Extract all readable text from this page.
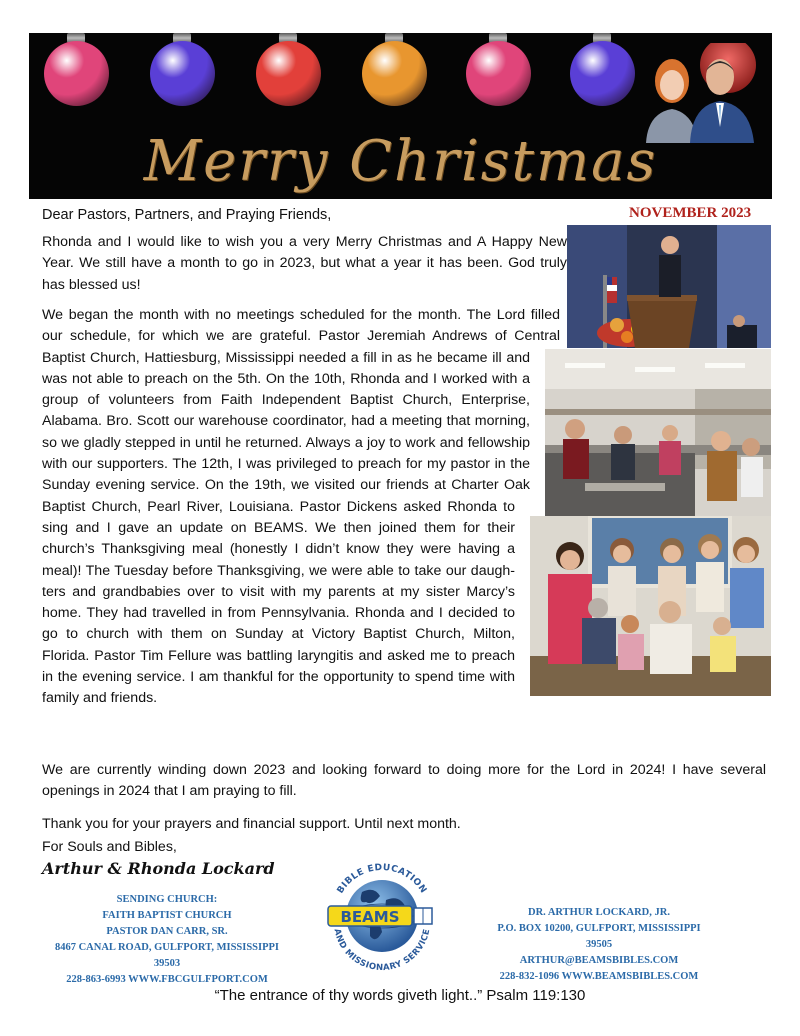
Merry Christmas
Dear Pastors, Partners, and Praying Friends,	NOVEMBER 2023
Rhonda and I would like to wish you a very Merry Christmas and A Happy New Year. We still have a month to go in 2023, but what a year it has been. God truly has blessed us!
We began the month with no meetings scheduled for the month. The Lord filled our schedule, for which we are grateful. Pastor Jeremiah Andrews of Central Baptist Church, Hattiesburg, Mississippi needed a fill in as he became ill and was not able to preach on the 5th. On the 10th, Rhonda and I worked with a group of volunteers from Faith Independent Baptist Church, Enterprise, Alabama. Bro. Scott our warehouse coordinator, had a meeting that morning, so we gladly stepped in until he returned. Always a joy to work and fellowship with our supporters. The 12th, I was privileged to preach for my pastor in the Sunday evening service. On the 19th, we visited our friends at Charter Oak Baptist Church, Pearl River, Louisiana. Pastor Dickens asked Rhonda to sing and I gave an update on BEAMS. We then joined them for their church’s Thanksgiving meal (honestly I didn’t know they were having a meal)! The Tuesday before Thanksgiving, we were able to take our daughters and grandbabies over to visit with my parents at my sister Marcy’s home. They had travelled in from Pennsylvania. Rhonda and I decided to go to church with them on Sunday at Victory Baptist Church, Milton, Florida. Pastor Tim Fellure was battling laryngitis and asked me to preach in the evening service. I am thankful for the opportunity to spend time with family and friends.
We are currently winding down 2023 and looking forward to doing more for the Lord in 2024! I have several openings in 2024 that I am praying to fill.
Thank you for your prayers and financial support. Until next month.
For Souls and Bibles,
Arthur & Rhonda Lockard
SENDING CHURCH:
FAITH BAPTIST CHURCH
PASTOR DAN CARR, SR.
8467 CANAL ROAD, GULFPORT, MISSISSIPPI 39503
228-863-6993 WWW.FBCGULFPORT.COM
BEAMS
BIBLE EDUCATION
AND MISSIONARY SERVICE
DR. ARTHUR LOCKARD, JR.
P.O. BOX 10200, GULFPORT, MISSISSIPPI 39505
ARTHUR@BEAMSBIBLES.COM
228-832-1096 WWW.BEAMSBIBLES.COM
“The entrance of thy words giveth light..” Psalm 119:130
________
**Task requirements**
Repeat the records above exactly, leaving out the pictures.

**Result below**
Extract all readable text from this page.
Merry Christmas
Dear Pastors, Partners, and Praying Friends,	NOVEMBER 2023
Rhonda and I would like to wish you a very Merry Christmas and A Happy New Year. We still have a month to go in 2023, but what a year it has been. God truly has blessed us!
We began the month with no meetings scheduled for the month. The Lord filled our schedule, for which we are grateful. Pastor Jeremiah Andrews of Central Baptist Church, Hattiesburg, Mississippi needed a fill in as he became ill and was not able to preach on the 5th. On the 10th, Rhonda and I worked with a group of volunteers from Faith Independent Baptist Church, Enterprise, Alabama. Bro. Scott our warehouse coordinator, had a meeting that morning, so we gladly stepped in until he returned. Always a joy to work and fellowship with our supporters. The 12th, I was privileged to preach for my pastor in the Sunday evening service. On the 19th, we visited our friends at Charter Oak Baptist Church, Pearl River, Louisiana. Pastor Dickens asked Rhonda to sing and I gave an update on BEAMS. We then joined them for their church’s Thanksgiving meal (honestly I didn’t know they were having a meal)! The Tuesday before Thanksgiving, we were able to take our daughters and grandbabies over to visit with my parents at my sister Marcy’s home. They had travelled in from Pennsylvania. Rhonda and I decided to go to church with them on Sunday at Victory Baptist Church, Milton, Florida. Pastor Tim Fellure was battling laryngitis and asked me to preach in the evening service. I am thankful for the opportunity to spend time with family and friends.
We are currently winding down 2023 and looking forward to doing more for the Lord in 2024! I have several openings in 2024 that I am praying to fill.
Thank you for your prayers and financial support. Until next month.
For Souls and Bibles,
Arthur & Rhonda Lockard
SENDING CHURCH:
FAITH BAPTIST CHURCH
PASTOR DAN CARR, SR.
8467 CANAL ROAD, GULFPORT, MISSISSIPPI 39503
228-863-6993 WWW.FBCGULFPORT.COM
BEAMS
BIBLE EDUCATION
AND MISSIONARY SERVICE
DR. ARTHUR LOCKARD, JR.
P.O. BOX 10200, GULFPORT, MISSISSIPPI 39505
ARTHUR@BEAMSBIBLES.COM
228-832-1096 WWW.BEAMSBIBLES.COM
“The entrance of thy words giveth light..” Psalm 119:130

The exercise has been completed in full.